What the task requires:
In the data below, locate each line with the word "特别是具身智能" and list it.

Saved entries
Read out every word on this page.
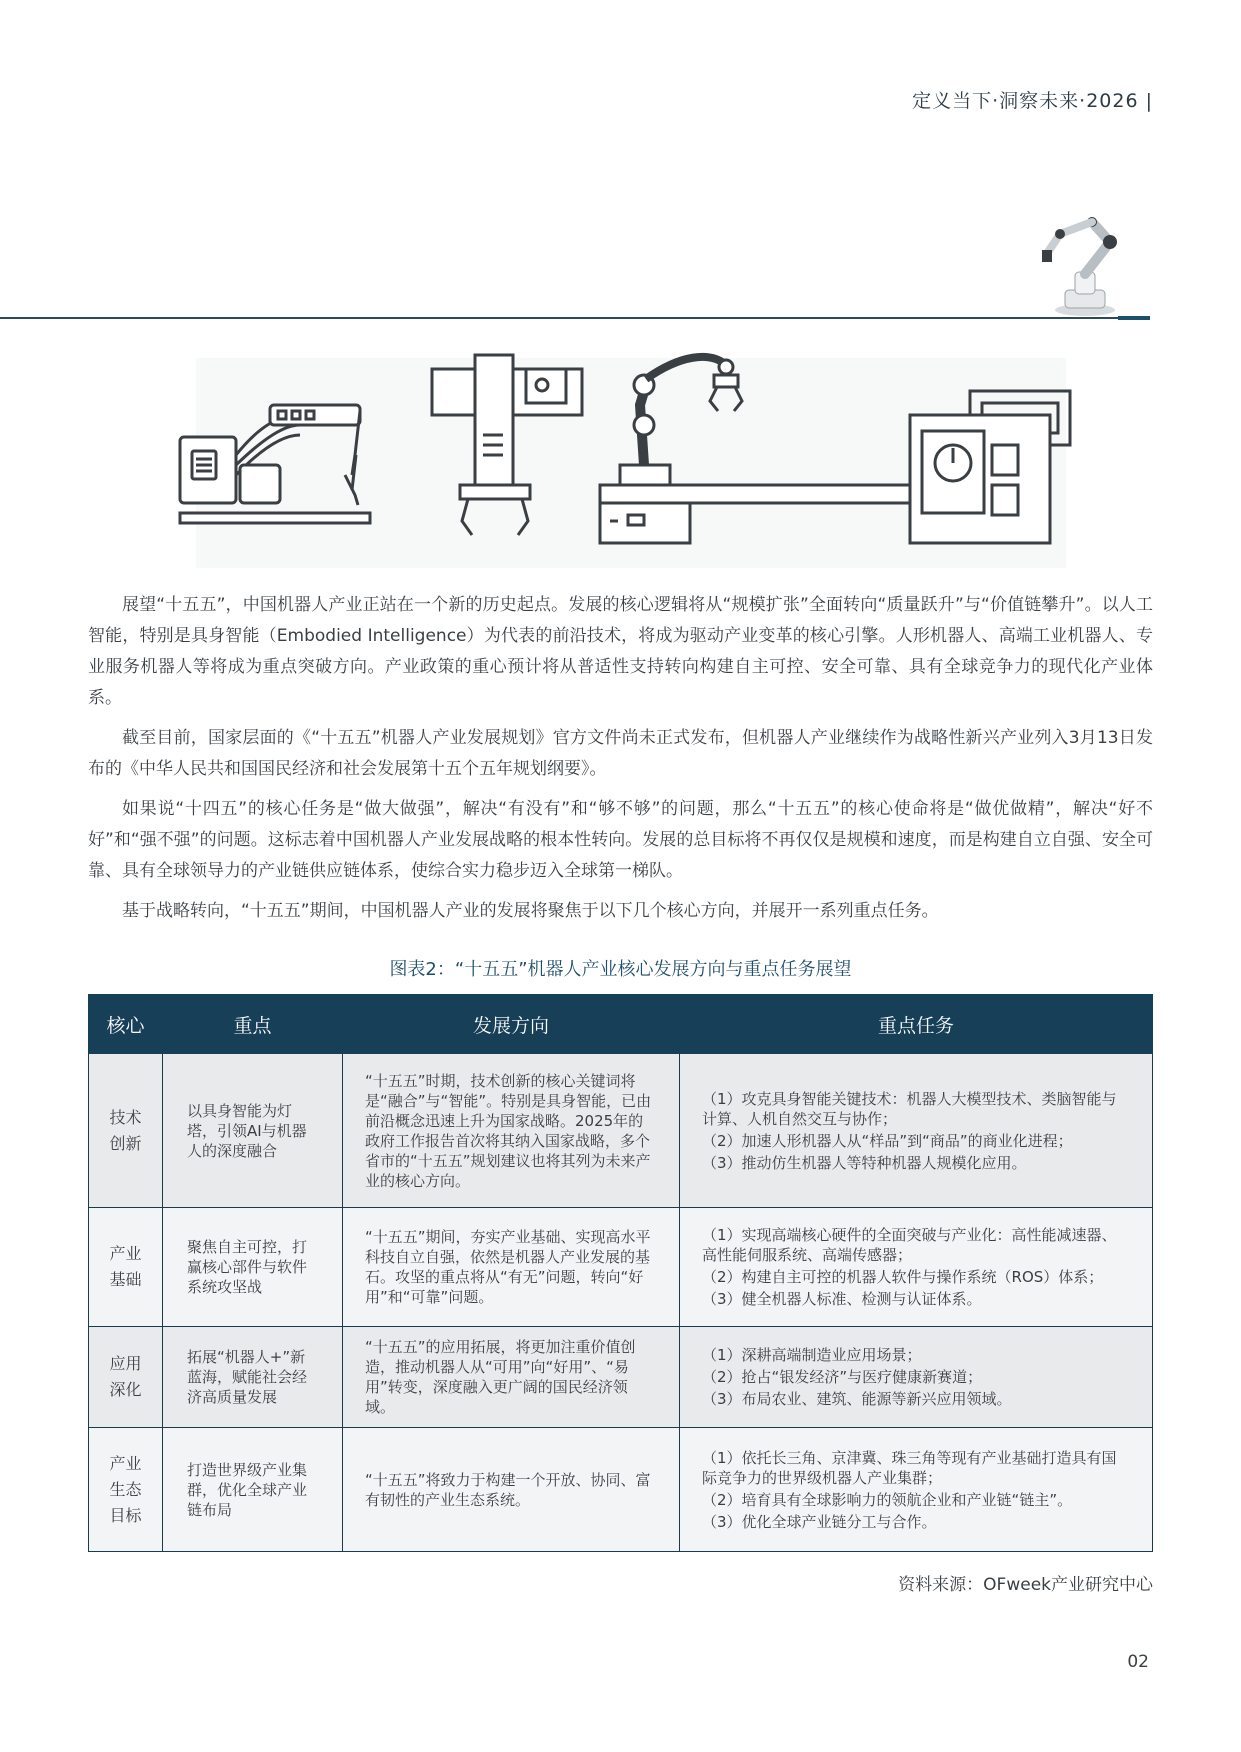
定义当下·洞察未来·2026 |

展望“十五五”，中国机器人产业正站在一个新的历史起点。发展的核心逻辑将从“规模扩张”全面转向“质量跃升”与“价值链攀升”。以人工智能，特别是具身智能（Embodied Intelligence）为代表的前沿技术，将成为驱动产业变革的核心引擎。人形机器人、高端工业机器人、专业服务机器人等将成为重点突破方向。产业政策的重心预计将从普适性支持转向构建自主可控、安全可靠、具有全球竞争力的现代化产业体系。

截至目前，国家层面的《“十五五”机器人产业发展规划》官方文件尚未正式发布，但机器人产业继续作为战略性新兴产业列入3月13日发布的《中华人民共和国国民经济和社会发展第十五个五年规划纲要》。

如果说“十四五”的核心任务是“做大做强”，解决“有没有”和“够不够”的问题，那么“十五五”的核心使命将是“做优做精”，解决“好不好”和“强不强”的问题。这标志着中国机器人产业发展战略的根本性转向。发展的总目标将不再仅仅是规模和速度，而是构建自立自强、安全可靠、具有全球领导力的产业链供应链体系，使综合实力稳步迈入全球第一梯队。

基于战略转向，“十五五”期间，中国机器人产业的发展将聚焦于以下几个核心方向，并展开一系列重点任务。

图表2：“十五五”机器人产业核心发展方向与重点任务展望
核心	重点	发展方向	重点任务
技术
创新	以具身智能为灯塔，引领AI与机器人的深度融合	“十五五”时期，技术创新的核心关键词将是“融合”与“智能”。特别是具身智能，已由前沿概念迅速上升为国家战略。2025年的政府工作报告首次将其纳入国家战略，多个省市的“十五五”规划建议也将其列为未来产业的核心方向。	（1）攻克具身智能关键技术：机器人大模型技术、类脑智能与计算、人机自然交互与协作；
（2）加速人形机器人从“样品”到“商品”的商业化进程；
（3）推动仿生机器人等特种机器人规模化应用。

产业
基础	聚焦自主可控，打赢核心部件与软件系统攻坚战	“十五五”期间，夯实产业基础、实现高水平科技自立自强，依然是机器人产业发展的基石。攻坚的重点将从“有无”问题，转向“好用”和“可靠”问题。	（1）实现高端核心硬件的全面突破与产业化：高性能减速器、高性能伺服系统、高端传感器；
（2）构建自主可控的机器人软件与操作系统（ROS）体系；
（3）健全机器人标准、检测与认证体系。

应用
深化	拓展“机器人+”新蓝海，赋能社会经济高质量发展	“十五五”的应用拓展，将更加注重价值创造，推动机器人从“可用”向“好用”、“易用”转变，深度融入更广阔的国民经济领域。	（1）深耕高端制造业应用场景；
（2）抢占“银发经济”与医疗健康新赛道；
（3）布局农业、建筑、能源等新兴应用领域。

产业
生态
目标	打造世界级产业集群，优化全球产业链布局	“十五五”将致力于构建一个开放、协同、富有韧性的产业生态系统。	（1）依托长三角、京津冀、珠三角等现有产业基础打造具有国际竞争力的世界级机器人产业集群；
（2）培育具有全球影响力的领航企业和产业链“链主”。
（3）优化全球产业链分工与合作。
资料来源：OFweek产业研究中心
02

Exercise output:
展望“十五五”，中国机器人产业正站在一个新的历史起点。发展的核心逻辑将从“规模扩张”全面转向“质量跃升”与“价值链攀升”。以人工智能，特别是具身智能（Embodied Intelligence）为代表的前沿技术，将成为驱动产业变革的核心引擎。人形机器人、高端工业机器人、专业服务机器人等将成为重点突破方向。产业政策的重心预计将从普适性支持转向构建自主可控、安全可靠、具有全球竞争力的现代化产业体系。
创新	以具身智能为灯塔，引领AI与机器人的深度融合	“十五五”时期，技术创新的核心关键词将是“融合”与“智能”。特别是具身智能，已由前沿概念迅速上升为国家战略。2025年的政府工作报告首次将其纳入国家战略，多个省市的“十五五”规划建议也将其列为未来产业的核心方向。	（1）攻克具身智能关键技术：机器人大模型技术、类脑智能与计算、人机自然交互与协作；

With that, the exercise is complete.